----- Material shown -----

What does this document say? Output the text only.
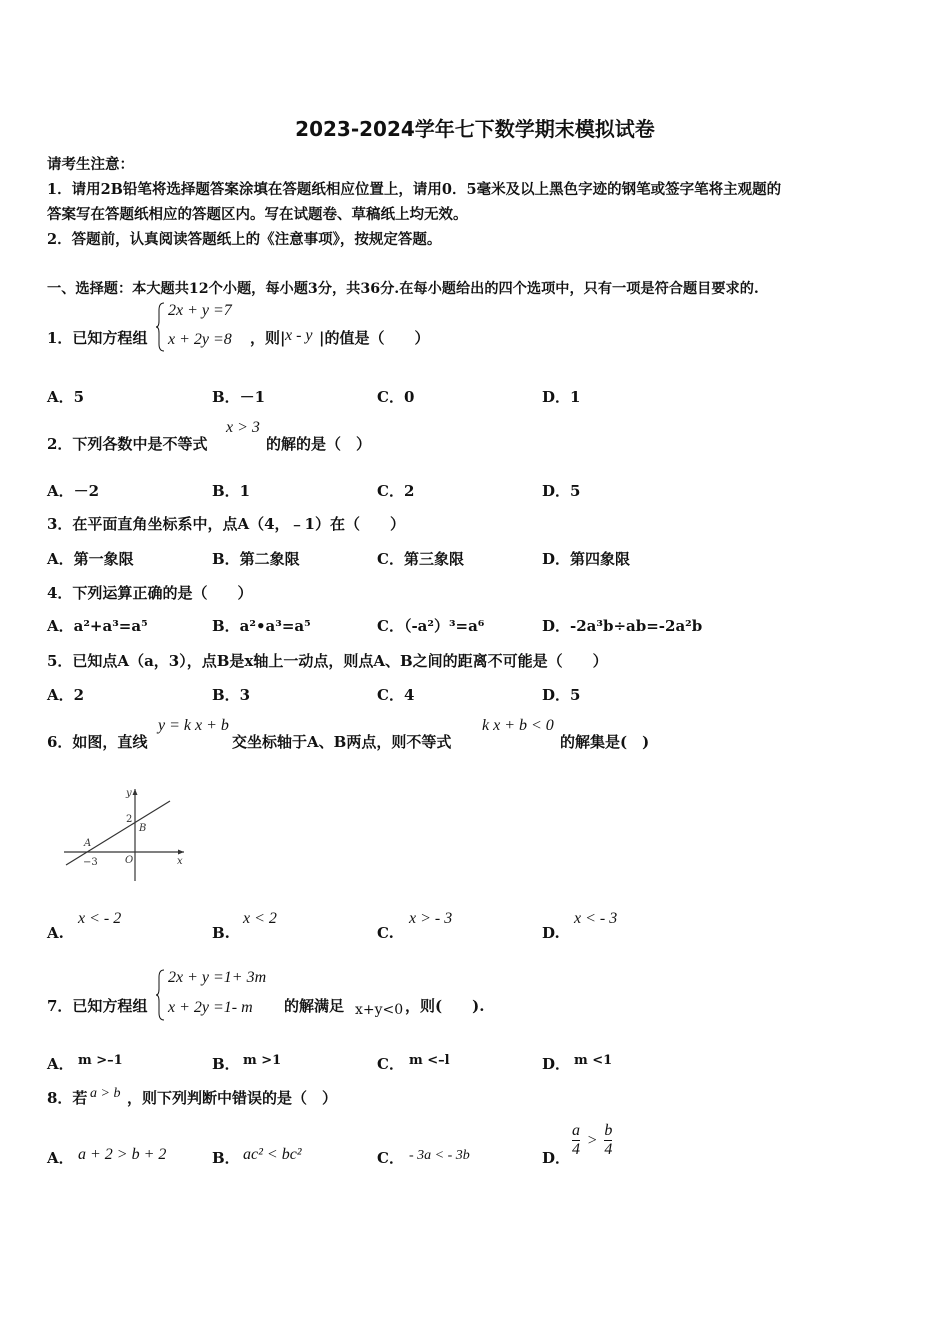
2023-2024学年七下数学期末模拟试卷
请考生注意：
1．请用2B铅笔将选择题答案涂填在答题纸相应位置上，请用0．5毫米及以上黑色字迹的钢笔或签字笔将主观题的
答案写在答题纸相应的答题区内。写在试题卷、草稿纸上均无效。
2．答题前，认真阅读答题纸上的《注意事项》，按规定答题。
一、选择题：本大题共12个小题，每小题3分，共36分.在每小题给出的四个选项中，只有一项是符合题目要求的.
1．已知方程组
2x + y =7
x + 2y =8 ，则| x - y |的值是（　　）
A．5	B．－1	C．0	D．1
2．下列各数中是不等式
x > 3
的解的是（　）
A．－2	B．1	C．2	D．5
3．在平面直角坐标系中，点A（4，﹣1）在（　　）
A．第一象限	B．第二象限	C．第三象限	D．第四象限
4．下列运算正确的是（　　）
A．a²+a³=a⁵	B．a²•a³=a⁵	C．（-a²）³=a⁶	D．-2a³b÷ab=-2a²b
5．已知点A（a，3），点B是x轴上一动点，则点A、B之间的距离不可能是（　　）
A．2	B．3	C．4	D．5
6．如图，直线
y = k x + b
交坐标轴于A、B两点，则不等式
k x + b < 0
的解集是(　)
y
x
O
A
B
2
−3
A.
x < - 2
B.
x < 2
C.
x > - 3
D.
x < - 3
7．已知方程组
2x + y =1+ 3m
x + 2y =1- m 的解满足 x+y<0 ，则(　　).
A． m >–1	B． m >1	C． m <–l	D． m <1
8．若 a > b ，则下列判断中错误的是（　）
A． a + 2 > b + 2	B． ac² < bc²	C． - 3a < - 3b	D． $\frac{a}{4} > \frac{b}{4}$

-----

Written task: Return the full material word for word. Do not include the pictures.

Answer to this exercise:
What does this document say? Output the text only.
2023-2024学年七下数学期末模拟试卷
请考生注意：
1．请用2B铅笔将选择题答案涂填在答题纸相应位置上，请用0．5毫米及以上黑色字迹的钢笔或签字笔将主观题的
答案写在答题纸相应的答题区内。写在试题卷、草稿纸上均无效。
2．答题前，认真阅读答题纸上的《注意事项》，按规定答题。
一、选择题：本大题共12个小题，每小题3分，共36分.在每小题给出的四个选项中，只有一项是符合题目要求的.
1．已知方程组
2x + y =7
x + 2y =8 ，则| x - y |的值是（　　）
A．5	B．－1	C．0	D．1
2．下列各数中是不等式
x > 3
的解的是（　）
A．－2	B．1	C．2	D．5
3．在平面直角坐标系中，点A（4，﹣1）在（　　）
A．第一象限	B．第二象限	C．第三象限	D．第四象限
4．下列运算正确的是（　　）
A．a²+a³=a⁵	B．a²•a³=a⁵	C．（-a²）³=a⁶	D．-2a³b÷ab=-2a²b
5．已知点A（a，3），点B是x轴上一动点，则点A、B之间的距离不可能是（　　）
A．2	B．3	C．4	D．5
6．如图，直线
y = k x + b
交坐标轴于A、B两点，则不等式
k x + b < 0
的解集是(　)
y
x
O
A
B
2
−3
A.
x < - 2
B.
x < 2
C.
x > - 3
D.
x < - 3
7．已知方程组
2x + y =1+ 3m
x + 2y =1- m 的解满足 x+y<0 ，则(　　).
A． m >–1	B． m >1	C． m <–l	D． m <1
8．若 a > b ，则下列判断中错误的是（　）
A． a + 2 > b + 2	B． ac² < bc²	C． - 3a < - 3b	D． $\frac{a}{4} > \frac{b}{4}$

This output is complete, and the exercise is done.